◆ Stored rows ◆
• • • •

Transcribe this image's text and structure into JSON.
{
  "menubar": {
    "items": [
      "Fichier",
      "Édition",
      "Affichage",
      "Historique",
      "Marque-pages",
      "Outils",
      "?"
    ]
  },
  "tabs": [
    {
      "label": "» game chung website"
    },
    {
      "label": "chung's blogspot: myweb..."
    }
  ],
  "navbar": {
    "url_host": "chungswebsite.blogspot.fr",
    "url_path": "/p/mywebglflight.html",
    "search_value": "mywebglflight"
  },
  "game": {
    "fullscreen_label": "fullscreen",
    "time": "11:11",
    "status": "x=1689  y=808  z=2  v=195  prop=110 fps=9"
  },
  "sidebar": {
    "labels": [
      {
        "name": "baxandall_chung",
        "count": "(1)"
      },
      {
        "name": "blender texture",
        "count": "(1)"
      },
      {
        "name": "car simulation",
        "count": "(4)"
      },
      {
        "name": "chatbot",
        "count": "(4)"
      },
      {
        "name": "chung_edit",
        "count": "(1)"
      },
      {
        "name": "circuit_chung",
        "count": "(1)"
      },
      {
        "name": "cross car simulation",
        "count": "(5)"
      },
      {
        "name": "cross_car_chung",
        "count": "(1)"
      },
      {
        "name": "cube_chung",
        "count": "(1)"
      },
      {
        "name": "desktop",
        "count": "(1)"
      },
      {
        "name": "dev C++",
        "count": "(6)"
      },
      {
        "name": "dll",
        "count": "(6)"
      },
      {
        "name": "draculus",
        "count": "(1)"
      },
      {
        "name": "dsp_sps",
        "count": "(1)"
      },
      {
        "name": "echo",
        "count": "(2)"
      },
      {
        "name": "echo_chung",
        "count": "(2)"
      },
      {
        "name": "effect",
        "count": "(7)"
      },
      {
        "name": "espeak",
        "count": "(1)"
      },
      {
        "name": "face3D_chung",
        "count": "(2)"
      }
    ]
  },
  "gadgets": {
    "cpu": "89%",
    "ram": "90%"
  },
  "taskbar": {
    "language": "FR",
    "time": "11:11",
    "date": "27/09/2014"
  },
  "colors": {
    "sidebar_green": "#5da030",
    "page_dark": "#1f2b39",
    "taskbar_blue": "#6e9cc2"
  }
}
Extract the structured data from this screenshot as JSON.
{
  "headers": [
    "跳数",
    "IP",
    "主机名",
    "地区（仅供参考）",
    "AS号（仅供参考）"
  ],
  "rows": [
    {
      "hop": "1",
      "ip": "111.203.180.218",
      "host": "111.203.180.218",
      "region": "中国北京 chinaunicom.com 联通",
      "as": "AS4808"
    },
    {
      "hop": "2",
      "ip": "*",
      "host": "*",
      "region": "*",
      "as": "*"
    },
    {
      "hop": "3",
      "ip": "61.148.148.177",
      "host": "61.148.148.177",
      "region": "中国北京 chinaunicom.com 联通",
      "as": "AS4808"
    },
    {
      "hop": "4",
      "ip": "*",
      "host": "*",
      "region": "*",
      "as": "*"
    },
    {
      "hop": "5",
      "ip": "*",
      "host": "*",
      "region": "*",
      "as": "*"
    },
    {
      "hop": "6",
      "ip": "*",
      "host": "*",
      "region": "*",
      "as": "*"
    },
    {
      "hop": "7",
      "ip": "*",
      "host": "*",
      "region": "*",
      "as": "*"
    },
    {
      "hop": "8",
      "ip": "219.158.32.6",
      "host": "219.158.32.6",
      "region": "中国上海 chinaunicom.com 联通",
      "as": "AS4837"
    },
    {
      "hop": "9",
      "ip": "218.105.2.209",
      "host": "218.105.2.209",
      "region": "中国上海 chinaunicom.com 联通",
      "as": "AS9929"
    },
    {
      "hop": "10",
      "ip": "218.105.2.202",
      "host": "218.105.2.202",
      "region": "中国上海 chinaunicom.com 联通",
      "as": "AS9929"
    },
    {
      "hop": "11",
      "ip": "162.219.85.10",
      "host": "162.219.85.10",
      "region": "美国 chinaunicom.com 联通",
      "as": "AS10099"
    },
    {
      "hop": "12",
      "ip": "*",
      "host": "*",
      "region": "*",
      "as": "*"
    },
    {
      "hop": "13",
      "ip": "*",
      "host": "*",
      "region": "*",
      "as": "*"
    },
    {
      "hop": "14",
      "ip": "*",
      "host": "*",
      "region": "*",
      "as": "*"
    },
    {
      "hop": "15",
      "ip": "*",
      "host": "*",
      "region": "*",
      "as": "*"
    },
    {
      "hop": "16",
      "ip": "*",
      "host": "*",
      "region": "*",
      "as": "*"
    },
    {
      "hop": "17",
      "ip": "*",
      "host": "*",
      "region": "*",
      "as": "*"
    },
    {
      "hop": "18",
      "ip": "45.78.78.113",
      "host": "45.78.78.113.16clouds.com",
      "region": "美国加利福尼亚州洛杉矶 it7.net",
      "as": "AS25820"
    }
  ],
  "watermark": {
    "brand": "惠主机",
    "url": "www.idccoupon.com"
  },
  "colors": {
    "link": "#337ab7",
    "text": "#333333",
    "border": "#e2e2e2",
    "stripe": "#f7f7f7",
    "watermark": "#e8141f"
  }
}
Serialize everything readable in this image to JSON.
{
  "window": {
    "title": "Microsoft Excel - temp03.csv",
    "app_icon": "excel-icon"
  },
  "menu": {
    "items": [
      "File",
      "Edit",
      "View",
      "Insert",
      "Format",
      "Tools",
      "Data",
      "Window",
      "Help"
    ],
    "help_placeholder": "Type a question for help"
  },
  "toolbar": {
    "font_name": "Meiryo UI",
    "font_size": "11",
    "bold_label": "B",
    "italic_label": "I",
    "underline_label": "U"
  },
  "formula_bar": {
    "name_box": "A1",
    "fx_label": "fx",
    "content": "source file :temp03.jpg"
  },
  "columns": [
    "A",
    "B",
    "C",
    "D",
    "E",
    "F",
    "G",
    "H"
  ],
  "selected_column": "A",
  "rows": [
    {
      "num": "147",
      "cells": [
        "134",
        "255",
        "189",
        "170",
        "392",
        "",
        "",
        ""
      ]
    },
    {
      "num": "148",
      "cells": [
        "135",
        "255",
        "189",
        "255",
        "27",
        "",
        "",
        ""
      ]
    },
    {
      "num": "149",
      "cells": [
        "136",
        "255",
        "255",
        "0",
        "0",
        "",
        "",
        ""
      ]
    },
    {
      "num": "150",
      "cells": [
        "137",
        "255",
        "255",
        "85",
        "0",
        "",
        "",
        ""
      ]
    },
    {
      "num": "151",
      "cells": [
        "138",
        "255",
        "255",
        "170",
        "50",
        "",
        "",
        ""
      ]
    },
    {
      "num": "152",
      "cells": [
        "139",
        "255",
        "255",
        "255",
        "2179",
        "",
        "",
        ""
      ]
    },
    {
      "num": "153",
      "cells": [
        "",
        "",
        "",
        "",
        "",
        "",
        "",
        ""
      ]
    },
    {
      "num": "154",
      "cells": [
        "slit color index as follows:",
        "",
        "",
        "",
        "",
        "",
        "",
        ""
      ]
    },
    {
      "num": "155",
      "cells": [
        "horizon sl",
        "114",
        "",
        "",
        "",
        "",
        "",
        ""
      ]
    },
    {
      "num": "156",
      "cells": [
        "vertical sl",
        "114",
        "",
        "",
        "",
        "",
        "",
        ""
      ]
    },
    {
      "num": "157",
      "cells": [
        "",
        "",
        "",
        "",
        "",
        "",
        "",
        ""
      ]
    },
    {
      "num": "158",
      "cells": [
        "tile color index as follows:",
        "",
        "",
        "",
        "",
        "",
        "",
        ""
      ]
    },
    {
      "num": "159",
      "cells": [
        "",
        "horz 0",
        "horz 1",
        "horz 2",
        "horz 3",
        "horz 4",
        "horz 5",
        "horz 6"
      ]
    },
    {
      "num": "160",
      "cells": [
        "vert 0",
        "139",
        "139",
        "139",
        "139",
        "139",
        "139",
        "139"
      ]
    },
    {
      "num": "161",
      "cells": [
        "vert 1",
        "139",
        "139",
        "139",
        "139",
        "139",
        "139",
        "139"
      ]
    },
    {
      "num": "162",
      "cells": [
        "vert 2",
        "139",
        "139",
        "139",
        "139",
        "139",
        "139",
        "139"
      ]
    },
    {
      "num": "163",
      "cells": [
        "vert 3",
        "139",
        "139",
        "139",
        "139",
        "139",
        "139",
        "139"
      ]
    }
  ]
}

• • • •

◆ Required task ◆
Scan the entries above for the word "simulation" and collect each line holding it.

◆ Exercise response ◆
        "name": "car simulation",
        "name": "cross car simulation",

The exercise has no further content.